**EXERCISE BRIEF**
All entries should be output exactly as they stand.

________

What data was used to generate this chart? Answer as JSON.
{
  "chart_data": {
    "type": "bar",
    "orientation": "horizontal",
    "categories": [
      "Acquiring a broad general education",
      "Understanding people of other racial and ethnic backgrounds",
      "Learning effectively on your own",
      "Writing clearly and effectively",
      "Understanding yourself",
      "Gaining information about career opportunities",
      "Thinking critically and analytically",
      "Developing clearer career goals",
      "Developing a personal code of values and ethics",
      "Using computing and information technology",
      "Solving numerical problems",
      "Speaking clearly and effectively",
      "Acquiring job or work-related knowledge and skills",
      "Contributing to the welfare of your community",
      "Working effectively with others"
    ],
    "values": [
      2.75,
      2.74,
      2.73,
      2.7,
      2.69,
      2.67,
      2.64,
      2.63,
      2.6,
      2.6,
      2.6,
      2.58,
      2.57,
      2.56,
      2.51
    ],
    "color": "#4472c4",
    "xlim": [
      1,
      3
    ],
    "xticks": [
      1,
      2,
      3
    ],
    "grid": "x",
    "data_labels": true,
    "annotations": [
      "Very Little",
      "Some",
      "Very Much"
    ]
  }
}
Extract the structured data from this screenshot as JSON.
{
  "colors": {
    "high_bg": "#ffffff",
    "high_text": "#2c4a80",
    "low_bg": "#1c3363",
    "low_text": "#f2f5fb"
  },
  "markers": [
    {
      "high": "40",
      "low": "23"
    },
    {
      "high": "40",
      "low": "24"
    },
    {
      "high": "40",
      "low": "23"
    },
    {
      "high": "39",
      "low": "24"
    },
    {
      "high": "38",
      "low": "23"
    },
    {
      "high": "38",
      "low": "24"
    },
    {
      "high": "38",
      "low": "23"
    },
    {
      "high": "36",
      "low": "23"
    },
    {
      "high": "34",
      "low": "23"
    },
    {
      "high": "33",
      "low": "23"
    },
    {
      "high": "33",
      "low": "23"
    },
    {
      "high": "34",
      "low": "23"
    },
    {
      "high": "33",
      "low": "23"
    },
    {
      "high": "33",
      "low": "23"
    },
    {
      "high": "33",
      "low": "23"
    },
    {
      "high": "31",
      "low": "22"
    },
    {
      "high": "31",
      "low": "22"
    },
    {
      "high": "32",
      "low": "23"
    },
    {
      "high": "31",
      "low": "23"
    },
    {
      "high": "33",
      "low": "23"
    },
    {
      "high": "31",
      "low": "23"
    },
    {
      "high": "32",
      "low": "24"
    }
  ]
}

________

**ANSWER IN FULL**
What data was used to generate this chart? Answer as JSON.
{
  "chart_data": {
    "type": "bar",
    "orientation": "horizontal",
    "categories": [
      "Acquiring a broad general education",
      "Understanding people of other racial and ethnic backgrounds",
      "Learning effectively on your own",
      "Writing clearly and effectively",
      "Understanding yourself",
      "Gaining information about career opportunities",
      "Thinking critically and analytically",
      "Developing clearer career goals",
      "Developing a personal code of values and ethics",
      "Using computing and information technology",
      "Solving numerical problems",
      "Speaking clearly and effectively",
      "Acquiring job or work-related knowledge and skills",
      "Contributing to the welfare of your community",
      "Working effectively with others"
    ],
    "values": [
      2.75,
      2.74,
      2.73,
      2.7,
      2.69,
      2.67,
      2.64,
      2.63,
      2.6,
      2.6,
      2.6,
      2.58,
      2.57,
      2.56,
      2.51
    ],
    "color": "#4472c4",
    "xlim": [
      1,
      3
    ],
    "xticks": [
      1,
      2,
      3
    ],
    "grid": "x",
    "data_labels": true,
    "annotations": [
      "Very Little",
      "Some",
      "Very Much"
    ]
  }
}
Extract the structured data from this screenshot as JSON.
{
  "colors": {
    "high_bg": "#ffffff",
    "high_text": "#2c4a80",
    "low_bg": "#1c3363",
    "low_text": "#f2f5fb"
  },
  "markers": [
    {
      "high": "40",
      "low": "23"
    },
    {
      "high": "40",
      "low": "24"
    },
    {
      "high": "40",
      "low": "23"
    },
    {
      "high": "39",
      "low": "24"
    },
    {
      "high": "38",
      "low": "23"
    },
    {
      "high": "38",
      "low": "24"
    },
    {
      "high": "38",
      "low": "23"
    },
    {
      "high": "36",
      "low": "23"
    },
    {
      "high": "34",
      "low": "23"
    },
    {
      "high": "33",
      "low": "23"
    },
    {
      "high": "33",
      "low": "23"
    },
    {
      "high": "34",
      "low": "23"
    },
    {
      "high": "33",
      "low": "23"
    },
    {
      "high": "33",
      "low": "23"
    },
    {
      "high": "33",
      "low": "23"
    },
    {
      "high": "31",
      "low": "22"
    },
    {
      "high": "31",
      "low": "22"
    },
    {
      "high": "32",
      "low": "23"
    },
    {
      "high": "31",
      "low": "23"
    },
    {
      "high": "33",
      "low": "23"
    },
    {
      "high": "31",
      "low": "23"
    },
    {
      "high": "32",
      "low": "24"
    }
  ]
}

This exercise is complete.